— Begin SUPPLIED MATERIAL —
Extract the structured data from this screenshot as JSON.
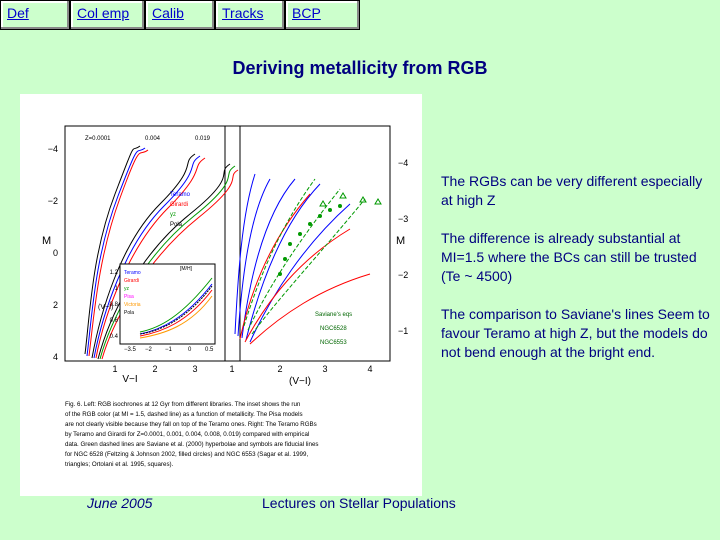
{
  "nav": {
    "items": [
      {
        "label": "Def",
        "width": 70
      },
      {
        "label": "Col emp",
        "width": 75
      },
      {
        "label": "Calib",
        "width": 70
      },
      {
        "label": "Tracks",
        "width": 70
      },
      {
        "label": "BCP",
        "width": 75
      }
    ]
  },
  "slide": {
    "title": "Deriving metallicity from RGB",
    "bullets": [
      "The RGBs can be very different especially at high Z",
      "The difference is already substantial at MI=1.5 where the BCs can still be trusted (Te ~ 4500)",
      "The comparison to Saviane's lines Seem to favour Teramo at high Z, but the models do not bend enough at the bright end."
    ],
    "footer_date": "June 2005",
    "footer_title": "Lectures on Stellar Populations"
  },
  "figure": {
    "left_panel": {
      "y_ticks": [
        "−4",
        "−2",
        "0",
        "2",
        "4"
      ],
      "x_ticks": [
        "1",
        "2",
        "3"
      ],
      "x_label": "V−I",
      "y_label": "M",
      "z_labels": [
        "Z=0.0001",
        "0.004",
        "0.019"
      ],
      "legend": [
        "Teramo",
        "Girardi",
        "yz",
        "Pola"
      ],
      "inset_legend": [
        "Teramo",
        "Girardi",
        "yz",
        "Pisa",
        "Victoria",
        "Pola"
      ],
      "inset_x_label": "[M/H]",
      "inset_y_label": "(V−I)",
      "inset_x_ticks": [
        "−3.5",
        "−2",
        "−1",
        "0",
        "0.5"
      ],
      "inset_y_ticks": [
        "1.2",
        "1",
        "0.8",
        "0.6",
        "0.4"
      ]
    },
    "right_panel": {
      "y_ticks": [
        "−4",
        "−3",
        "−2",
        "−1"
      ],
      "x_ticks": [
        "1",
        "2",
        "3",
        "4"
      ],
      "x_label": "(V−I)",
      "y_label": "M",
      "legend": [
        "Saviane's eqs",
        "NGC6528",
        "NGC6553"
      ]
    },
    "caption": [
      "Fig. 6.   Left: RGB isochrones at 12 Gyr from different libraries. The inset shows the run",
      "of the RGB color (at MI = 1.5, dashed line) as a function of metallicity. The Pisa models",
      "are not clearly visible because they fall on top of the Teramo ones. Right: The Teramo RGBs",
      "by Teramo and Girardi for Z=0.0001, 0.001, 0.004, 0.008, 0.019) compared with empirical",
      "data. Green dashed lines are Saviane et al. (2000) hyperbolae and symbols are fiducial lines",
      "for NGC 6528 (Feltzing & Johnson 2002, filled circles) and NGC 6553 (Sagar et al. 1999,",
      "triangles; Ortolani et al. 1995, squares)."
    ],
    "colors": {
      "teramo": "#0000ff",
      "girardi": "#ff0000",
      "yz": "#009900",
      "pola": "#000000",
      "pisa": "#ff00ff",
      "victoria": "#ff9900"
    }
  }
}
— End SUPPLIED MATERIAL —
◆ THE REQUEST: Reproduce every record above exactly, but leave out the pictures.

◆ EXPECTED ANSWER:
Extract the structured data from this screenshot as JSON.
{
  "nav": {
    "items": [
      {
        "label": "Def",
        "width": 70
      },
      {
        "label": "Col emp",
        "width": 75
      },
      {
        "label": "Calib",
        "width": 70
      },
      {
        "label": "Tracks",
        "width": 70
      },
      {
        "label": "BCP",
        "width": 75
      }
    ]
  },
  "slide": {
    "title": "Deriving metallicity from RGB",
    "bullets": [
      "The RGBs can be very different especially at high Z",
      "The difference is already substantial at MI=1.5 where the BCs can still be trusted (Te ~ 4500)",
      "The comparison to Saviane's lines Seem to favour Teramo at high Z, but the models do not bend enough at the bright end."
    ],
    "footer_date": "June 2005",
    "footer_title": "Lectures on Stellar Populations"
  },
  "figure": {
    "left_panel": {
      "y_ticks": [
        "−4",
        "−2",
        "0",
        "2",
        "4"
      ],
      "x_ticks": [
        "1",
        "2",
        "3"
      ],
      "x_label": "V−I",
      "y_label": "M",
      "z_labels": [
        "Z=0.0001",
        "0.004",
        "0.019"
      ],
      "legend": [
        "Teramo",
        "Girardi",
        "yz",
        "Pola"
      ],
      "inset_legend": [
        "Teramo",
        "Girardi",
        "yz",
        "Pisa",
        "Victoria",
        "Pola"
      ],
      "inset_x_label": "[M/H]",
      "inset_y_label": "(V−I)",
      "inset_x_ticks": [
        "−3.5",
        "−2",
        "−1",
        "0",
        "0.5"
      ],
      "inset_y_ticks": [
        "1.2",
        "1",
        "0.8",
        "0.6",
        "0.4"
      ]
    },
    "right_panel": {
      "y_ticks": [
        "−4",
        "−3",
        "−2",
        "−1"
      ],
      "x_ticks": [
        "1",
        "2",
        "3",
        "4"
      ],
      "x_label": "(V−I)",
      "y_label": "M",
      "legend": [
        "Saviane's eqs",
        "NGC6528",
        "NGC6553"
      ]
    },
    "caption": [
      "Fig. 6.   Left: RGB isochrones at 12 Gyr from different libraries. The inset shows the run",
      "of the RGB color (at MI = 1.5, dashed line) as a function of metallicity. The Pisa models",
      "are not clearly visible because they fall on top of the Teramo ones. Right: The Teramo RGBs",
      "by Teramo and Girardi for Z=0.0001, 0.001, 0.004, 0.008, 0.019) compared with empirical",
      "data. Green dashed lines are Saviane et al. (2000) hyperbolae and symbols are fiducial lines",
      "for NGC 6528 (Feltzing & Johnson 2002, filled circles) and NGC 6553 (Sagar et al. 1999,",
      "triangles; Ortolani et al. 1995, squares)."
    ],
    "colors": {
      "teramo": "#0000ff",
      "girardi": "#ff0000",
      "yz": "#009900",
      "pola": "#000000",
      "pisa": "#ff00ff",
      "victoria": "#ff9900"
    }
  }
}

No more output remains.